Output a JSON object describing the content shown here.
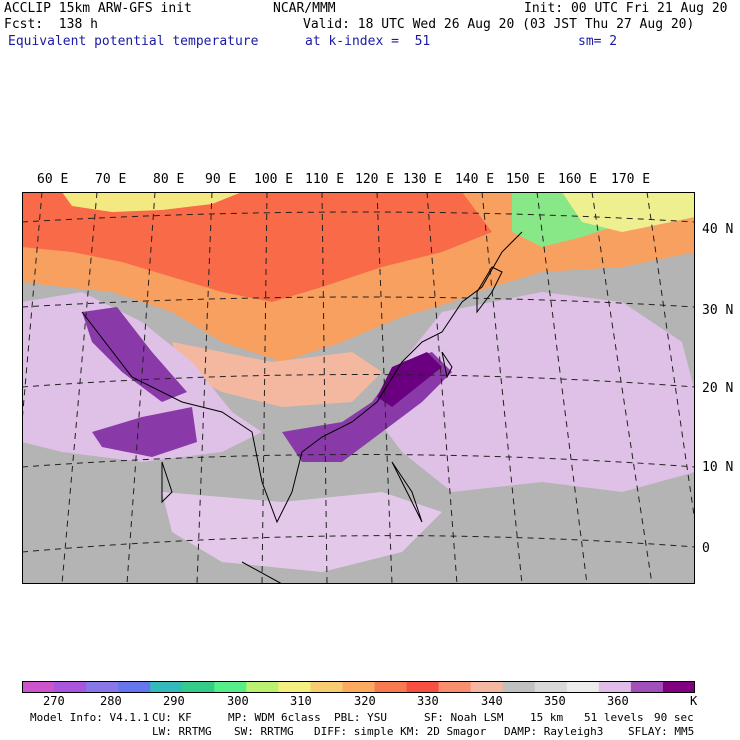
{
  "header": {
    "line1_left": "ACCLIP 15km ARW-GFS init",
    "line1_center": "NCAR/MMM",
    "line1_right": "Init: 00 UTC Fri 21 Aug 20",
    "line2_left": "Fcst:  138 h",
    "line2_right": "Valid: 18 UTC Wed 26 Aug 20 (03 JST Thu 27 Aug 20)",
    "line3_field": "Equivalent potential temperature",
    "line3_level": "at k-index =  51",
    "line3_smooth": "sm= 2"
  },
  "map": {
    "lon_labels": [
      "60 E",
      "70 E",
      "80 E",
      "90 E",
      "100 E",
      "110 E",
      "120 E",
      "130 E",
      "140 E",
      "150 E",
      "160 E",
      "170 E"
    ],
    "lat_labels": [
      "40 N",
      "30 N",
      "20 N",
      "10 N",
      "0"
    ]
  },
  "colorbar": {
    "colors": [
      "#cc55cc",
      "#aa55dd",
      "#8877e8",
      "#6677ee",
      "#33bbbb",
      "#33cc88",
      "#55ee88",
      "#bbf070",
      "#f4f080",
      "#f8cc70",
      "#fbaa60",
      "#f87a50",
      "#f85040",
      "#f89070",
      "#f4b8a0",
      "#c0c0c0",
      "#d8d8d8",
      "#ececec",
      "#e0bce8",
      "#a050b8",
      "#800080"
    ],
    "tick_labels": [
      "270",
      "280",
      "290",
      "300",
      "310",
      "320",
      "330",
      "340",
      "350",
      "360"
    ],
    "unit": "K"
  },
  "footer": {
    "model_info": "Model Info: V4.1.1",
    "cu": "CU: KF",
    "mp": "MP: WDM 6class",
    "pbl": "PBL: YSU",
    "sf": "SF: Noah LSM",
    "res": "15 km",
    "levels": "51 levels",
    "dt": "90 sec",
    "lw": "LW: RRTMG",
    "sw": "SW: RRTMG",
    "diff": "DIFF: simple KM: 2D Smagor",
    "damp": "DAMP: Rayleigh3",
    "sflay": "SFLAY: MM5"
  }
}
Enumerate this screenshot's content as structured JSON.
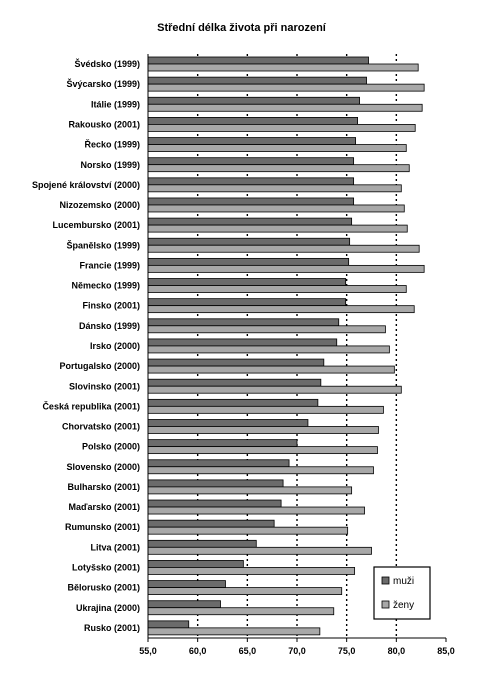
{
  "chart_data": {
    "type": "bar",
    "orientation": "horizontal",
    "title": "Střední délka života při narození",
    "categories": [
      "Švédsko (1999)",
      "Švýcarsko (1999)",
      "Itálie (1999)",
      "Rakousko (2001)",
      "Řecko (1999)",
      "Norsko (1999)",
      "Spojené království (2000)",
      "Nizozemsko (2000)",
      "Lucembursko (2001)",
      "Španělsko (1999)",
      "Francie (1999)",
      "Německo (1999)",
      "Finsko (2001)",
      "Dánsko (1999)",
      "Irsko (2000)",
      "Portugalsko (2000)",
      "Slovinsko (2001)",
      "Česká republika (2001)",
      "Chorvatsko (2001)",
      "Polsko (2000)",
      "Slovensko (2000)",
      "Bulharsko (2001)",
      "Maďarsko (2001)",
      "Rumunsko (2001)",
      "Litva (2001)",
      "Lotyšsko (2001)",
      "Bělorusko (2001)",
      "Ukrajina (2000)",
      "Rusko (2001)"
    ],
    "series": [
      {
        "name": "muži",
        "color": "#6b6b6b",
        "values": [
          77.2,
          77.0,
          76.3,
          76.1,
          75.9,
          75.7,
          75.7,
          75.7,
          75.5,
          75.3,
          75.2,
          74.9,
          74.9,
          74.2,
          74.0,
          72.7,
          72.4,
          72.1,
          71.1,
          70.0,
          69.2,
          68.6,
          68.4,
          67.7,
          65.9,
          64.6,
          62.8,
          62.3,
          59.1
        ]
      },
      {
        "name": "ženy",
        "color": "#a8a8a8",
        "values": [
          82.2,
          82.8,
          82.6,
          81.9,
          81.0,
          81.3,
          80.5,
          80.8,
          81.1,
          82.3,
          82.8,
          81.0,
          81.8,
          78.9,
          79.3,
          79.8,
          80.5,
          78.7,
          78.2,
          78.1,
          77.7,
          75.5,
          76.8,
          75.1,
          77.5,
          75.8,
          74.5,
          73.7,
          72.3
        ]
      }
    ],
    "xlim": [
      55.0,
      85.0
    ],
    "xticks": [
      "55,0",
      "60,0",
      "65,0",
      "70,0",
      "75,0",
      "80,0",
      "85,0"
    ],
    "gridlines": "dotted vertical at 60, 65, 70, 75, 80",
    "legend": {
      "position": "bottom-right",
      "entries": [
        "muži",
        "ženy"
      ]
    }
  }
}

---

Print each record exactly as it stands, leaving the images out.

Output a JSON object describing the content shown here.
{
  "header": {
    "line1_left": "ACCLIP 15km ARW-GFS init",
    "line1_center": "NCAR/MMM",
    "line1_right": "Init: 00 UTC Fri 21 Aug 20",
    "line2_left": "Fcst:  138 h",
    "line2_right": "Valid: 18 UTC Wed 26 Aug 20 (03 JST Thu 27 Aug 20)",
    "line3_field": "Equivalent potential temperature",
    "line3_level": "at k-index =  51",
    "line3_smooth": "sm= 2"
  },
  "map": {
    "lon_labels": [
      "60 E",
      "70 E",
      "80 E",
      "90 E",
      "100 E",
      "110 E",
      "120 E",
      "130 E",
      "140 E",
      "150 E",
      "160 E",
      "170 E"
    ],
    "lat_labels": [
      "40 N",
      "30 N",
      "20 N",
      "10 N",
      "0"
    ]
  },
  "colorbar": {
    "colors": [
      "#cc55cc",
      "#aa55dd",
      "#8877e8",
      "#6677ee",
      "#33bbbb",
      "#33cc88",
      "#55ee88",
      "#bbf070",
      "#f4f080",
      "#f8cc70",
      "#fbaa60",
      "#f87a50",
      "#f85040",
      "#f89070",
      "#f4b8a0",
      "#c0c0c0",
      "#d8d8d8",
      "#ececec",
      "#e0bce8",
      "#a050b8",
      "#800080"
    ],
    "tick_labels": [
      "270",
      "280",
      "290",
      "300",
      "310",
      "320",
      "330",
      "340",
      "350",
      "360"
    ],
    "unit": "K"
  },
  "footer": {
    "model_info": "Model Info: V4.1.1",
    "cu": "CU: KF",
    "mp": "MP: WDM 6class",
    "pbl": "PBL: YSU",
    "sf": "SF: Noah LSM",
    "res": "15 km",
    "levels": "51 levels",
    "dt": "90 sec",
    "lw": "LW: RRTMG",
    "sw": "SW: RRTMG",
    "diff": "DIFF: simple KM: 2D Smagor",
    "damp": "DAMP: Rayleigh3",
    "sflay": "SFLAY: MM5"
  }
}
Enumerate this screenshot's content as structured JSON.
{
  "chart_data": {
    "type": "bar",
    "orientation": "horizontal",
    "title": "Střední délka života při narození",
    "categories": [
      "Švédsko (1999)",
      "Švýcarsko (1999)",
      "Itálie (1999)",
      "Rakousko (2001)",
      "Řecko (1999)",
      "Norsko (1999)",
      "Spojené království (2000)",
      "Nizozemsko (2000)",
      "Lucembursko (2001)",
      "Španělsko (1999)",
      "Francie (1999)",
      "Německo (1999)",
      "Finsko (2001)",
      "Dánsko (1999)",
      "Irsko (2000)",
      "Portugalsko (2000)",
      "Slovinsko (2001)",
      "Česká republika (2001)",
      "Chorvatsko (2001)",
      "Polsko (2000)",
      "Slovensko (2000)",
      "Bulharsko (2001)",
      "Maďarsko (2001)",
      "Rumunsko (2001)",
      "Litva (2001)",
      "Lotyšsko (2001)",
      "Bělorusko (2001)",
      "Ukrajina (2000)",
      "Rusko (2001)"
    ],
    "series": [
      {
        "name": "muži",
        "color": "#6b6b6b",
        "values": [
          77.2,
          77.0,
          76.3,
          76.1,
          75.9,
          75.7,
          75.7,
          75.7,
          75.5,
          75.3,
          75.2,
          74.9,
          74.9,
          74.2,
          74.0,
          72.7,
          72.4,
          72.1,
          71.1,
          70.0,
          69.2,
          68.6,
          68.4,
          67.7,
          65.9,
          64.6,
          62.8,
          62.3,
          59.1
        ]
      },
      {
        "name": "ženy",
        "color": "#a8a8a8",
        "values": [
          82.2,
          82.8,
          82.6,
          81.9,
          81.0,
          81.3,
          80.5,
          80.8,
          81.1,
          82.3,
          82.8,
          81.0,
          81.8,
          78.9,
          79.3,
          79.8,
          80.5,
          78.7,
          78.2,
          78.1,
          77.7,
          75.5,
          76.8,
          75.1,
          77.5,
          75.8,
          74.5,
          73.7,
          72.3
        ]
      }
    ],
    "xlim": [
      55.0,
      85.0
    ],
    "xticks": [
      "55,0",
      "60,0",
      "65,0",
      "70,0",
      "75,0",
      "80,0",
      "85,0"
    ],
    "gridlines": "dotted vertical at 60, 65, 70, 75, 80",
    "legend": {
      "position": "bottom-right",
      "entries": [
        "muži",
        "ženy"
      ]
    }
  }
}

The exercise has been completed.